Go through the data below. Pull out every line that has the word "this".

Records from a collection of figures

[Begin]

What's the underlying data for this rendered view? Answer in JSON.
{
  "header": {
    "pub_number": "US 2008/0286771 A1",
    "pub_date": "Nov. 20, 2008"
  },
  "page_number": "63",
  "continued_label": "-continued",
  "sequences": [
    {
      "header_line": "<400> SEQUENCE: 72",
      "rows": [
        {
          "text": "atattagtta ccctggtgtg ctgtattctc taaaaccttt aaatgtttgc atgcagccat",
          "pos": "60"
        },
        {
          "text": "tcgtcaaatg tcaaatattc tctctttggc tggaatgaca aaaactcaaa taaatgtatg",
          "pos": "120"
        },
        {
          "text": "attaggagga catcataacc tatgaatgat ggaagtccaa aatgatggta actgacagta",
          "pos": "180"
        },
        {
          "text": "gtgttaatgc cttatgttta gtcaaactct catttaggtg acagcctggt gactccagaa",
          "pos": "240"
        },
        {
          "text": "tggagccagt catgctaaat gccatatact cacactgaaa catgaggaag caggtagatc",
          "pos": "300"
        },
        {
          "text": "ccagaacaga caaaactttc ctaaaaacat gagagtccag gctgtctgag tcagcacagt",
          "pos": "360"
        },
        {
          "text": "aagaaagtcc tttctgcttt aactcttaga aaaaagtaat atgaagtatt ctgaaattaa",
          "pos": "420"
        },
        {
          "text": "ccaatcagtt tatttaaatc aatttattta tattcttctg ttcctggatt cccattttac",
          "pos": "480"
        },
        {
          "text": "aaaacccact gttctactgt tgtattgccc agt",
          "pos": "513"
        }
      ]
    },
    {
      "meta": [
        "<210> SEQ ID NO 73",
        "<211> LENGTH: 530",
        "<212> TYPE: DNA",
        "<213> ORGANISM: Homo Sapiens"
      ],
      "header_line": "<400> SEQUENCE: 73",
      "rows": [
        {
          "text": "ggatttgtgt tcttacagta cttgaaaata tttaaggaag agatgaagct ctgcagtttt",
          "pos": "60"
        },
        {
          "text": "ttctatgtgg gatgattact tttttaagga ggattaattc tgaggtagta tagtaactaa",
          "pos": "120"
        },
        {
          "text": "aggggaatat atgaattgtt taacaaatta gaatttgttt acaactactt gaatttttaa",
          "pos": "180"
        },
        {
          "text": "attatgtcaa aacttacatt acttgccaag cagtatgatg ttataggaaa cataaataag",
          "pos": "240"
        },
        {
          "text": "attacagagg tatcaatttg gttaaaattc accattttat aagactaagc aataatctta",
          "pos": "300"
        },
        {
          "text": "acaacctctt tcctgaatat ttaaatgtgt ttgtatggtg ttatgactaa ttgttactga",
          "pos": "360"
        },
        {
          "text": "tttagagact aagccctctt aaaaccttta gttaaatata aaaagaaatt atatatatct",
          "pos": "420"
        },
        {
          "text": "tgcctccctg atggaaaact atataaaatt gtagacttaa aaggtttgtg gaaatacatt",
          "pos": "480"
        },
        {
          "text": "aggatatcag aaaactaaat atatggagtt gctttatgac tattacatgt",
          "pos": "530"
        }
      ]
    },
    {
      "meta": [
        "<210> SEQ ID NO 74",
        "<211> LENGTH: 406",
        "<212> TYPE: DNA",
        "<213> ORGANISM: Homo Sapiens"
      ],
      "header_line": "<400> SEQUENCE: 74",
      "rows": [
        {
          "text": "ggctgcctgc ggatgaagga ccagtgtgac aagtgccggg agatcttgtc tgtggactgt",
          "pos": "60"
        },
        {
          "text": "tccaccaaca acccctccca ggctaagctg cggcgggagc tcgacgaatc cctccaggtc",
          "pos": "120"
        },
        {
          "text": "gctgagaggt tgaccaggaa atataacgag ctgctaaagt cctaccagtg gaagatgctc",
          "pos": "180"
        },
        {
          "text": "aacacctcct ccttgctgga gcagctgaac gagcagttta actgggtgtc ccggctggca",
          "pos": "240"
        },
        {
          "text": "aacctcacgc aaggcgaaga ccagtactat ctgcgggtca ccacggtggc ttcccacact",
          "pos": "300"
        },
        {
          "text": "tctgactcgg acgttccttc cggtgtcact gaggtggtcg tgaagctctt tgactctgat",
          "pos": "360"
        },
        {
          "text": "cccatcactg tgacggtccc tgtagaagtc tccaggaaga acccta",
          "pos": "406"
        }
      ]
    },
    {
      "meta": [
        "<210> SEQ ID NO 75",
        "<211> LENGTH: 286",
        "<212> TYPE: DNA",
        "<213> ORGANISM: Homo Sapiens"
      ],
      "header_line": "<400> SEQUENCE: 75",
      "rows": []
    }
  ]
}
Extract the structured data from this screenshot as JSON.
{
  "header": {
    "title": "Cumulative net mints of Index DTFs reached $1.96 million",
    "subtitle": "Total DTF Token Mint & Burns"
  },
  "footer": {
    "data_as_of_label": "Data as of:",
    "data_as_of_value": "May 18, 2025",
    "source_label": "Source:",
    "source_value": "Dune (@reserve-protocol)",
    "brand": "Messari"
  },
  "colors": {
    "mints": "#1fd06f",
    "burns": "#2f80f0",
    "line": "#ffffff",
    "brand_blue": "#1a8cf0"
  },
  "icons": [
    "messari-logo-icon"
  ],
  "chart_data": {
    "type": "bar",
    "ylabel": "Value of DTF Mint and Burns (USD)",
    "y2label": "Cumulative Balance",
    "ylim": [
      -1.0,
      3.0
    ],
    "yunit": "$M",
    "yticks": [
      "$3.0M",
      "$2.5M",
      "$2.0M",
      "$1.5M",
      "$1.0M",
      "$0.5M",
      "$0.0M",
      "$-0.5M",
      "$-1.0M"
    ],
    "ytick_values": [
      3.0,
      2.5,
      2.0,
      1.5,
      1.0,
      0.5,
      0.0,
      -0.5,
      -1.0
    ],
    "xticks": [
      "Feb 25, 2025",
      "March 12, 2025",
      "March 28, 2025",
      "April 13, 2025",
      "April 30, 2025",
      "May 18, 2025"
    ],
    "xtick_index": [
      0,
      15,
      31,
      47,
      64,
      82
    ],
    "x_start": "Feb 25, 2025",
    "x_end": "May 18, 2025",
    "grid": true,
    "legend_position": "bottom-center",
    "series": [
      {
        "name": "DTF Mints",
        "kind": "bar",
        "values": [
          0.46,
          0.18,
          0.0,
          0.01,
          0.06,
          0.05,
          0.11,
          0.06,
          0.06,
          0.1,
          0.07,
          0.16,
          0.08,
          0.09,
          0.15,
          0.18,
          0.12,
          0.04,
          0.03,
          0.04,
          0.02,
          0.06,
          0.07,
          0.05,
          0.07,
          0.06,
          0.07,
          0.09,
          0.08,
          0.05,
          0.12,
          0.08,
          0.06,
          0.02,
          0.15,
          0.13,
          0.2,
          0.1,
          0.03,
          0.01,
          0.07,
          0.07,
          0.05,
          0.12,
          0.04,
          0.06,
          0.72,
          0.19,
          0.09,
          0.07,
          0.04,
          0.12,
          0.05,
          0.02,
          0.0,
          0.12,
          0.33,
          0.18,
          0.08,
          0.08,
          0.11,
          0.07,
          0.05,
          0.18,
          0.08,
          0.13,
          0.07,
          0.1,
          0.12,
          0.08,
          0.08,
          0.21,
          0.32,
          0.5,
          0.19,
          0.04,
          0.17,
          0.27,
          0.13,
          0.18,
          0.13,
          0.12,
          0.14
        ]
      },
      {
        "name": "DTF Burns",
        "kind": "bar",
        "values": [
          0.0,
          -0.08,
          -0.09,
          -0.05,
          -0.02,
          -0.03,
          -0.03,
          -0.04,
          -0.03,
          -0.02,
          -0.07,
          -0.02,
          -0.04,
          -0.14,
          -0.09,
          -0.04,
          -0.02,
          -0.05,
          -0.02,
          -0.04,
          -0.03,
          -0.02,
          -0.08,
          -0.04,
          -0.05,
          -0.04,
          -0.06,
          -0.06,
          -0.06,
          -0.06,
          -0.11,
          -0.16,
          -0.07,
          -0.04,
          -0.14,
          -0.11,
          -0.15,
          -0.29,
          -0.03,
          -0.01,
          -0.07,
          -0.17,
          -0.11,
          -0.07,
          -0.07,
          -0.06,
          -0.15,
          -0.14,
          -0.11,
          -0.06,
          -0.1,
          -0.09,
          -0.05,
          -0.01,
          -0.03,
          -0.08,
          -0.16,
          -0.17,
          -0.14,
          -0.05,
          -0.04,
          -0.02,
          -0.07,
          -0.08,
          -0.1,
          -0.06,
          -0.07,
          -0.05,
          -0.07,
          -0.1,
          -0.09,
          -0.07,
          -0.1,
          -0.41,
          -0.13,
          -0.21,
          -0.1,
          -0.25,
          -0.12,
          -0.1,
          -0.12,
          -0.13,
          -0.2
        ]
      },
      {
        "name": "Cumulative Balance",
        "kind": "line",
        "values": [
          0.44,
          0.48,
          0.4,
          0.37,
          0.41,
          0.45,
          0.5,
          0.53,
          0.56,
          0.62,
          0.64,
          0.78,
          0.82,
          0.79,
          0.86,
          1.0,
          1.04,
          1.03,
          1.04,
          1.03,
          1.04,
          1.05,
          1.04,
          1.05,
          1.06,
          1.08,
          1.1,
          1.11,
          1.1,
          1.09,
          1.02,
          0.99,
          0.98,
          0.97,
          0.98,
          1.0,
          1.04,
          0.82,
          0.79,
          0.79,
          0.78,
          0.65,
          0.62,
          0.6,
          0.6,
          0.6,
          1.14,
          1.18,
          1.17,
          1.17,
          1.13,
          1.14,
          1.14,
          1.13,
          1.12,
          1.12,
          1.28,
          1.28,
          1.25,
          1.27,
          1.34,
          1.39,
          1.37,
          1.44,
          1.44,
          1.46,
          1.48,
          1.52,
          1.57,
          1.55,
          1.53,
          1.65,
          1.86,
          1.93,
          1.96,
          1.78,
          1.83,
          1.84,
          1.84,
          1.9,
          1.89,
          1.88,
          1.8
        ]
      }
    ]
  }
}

[End]

#### TASK ANSWER:
What's the underlying data for this rendered view? Answer in JSON.
Extract the structured data from this screenshot as JSON.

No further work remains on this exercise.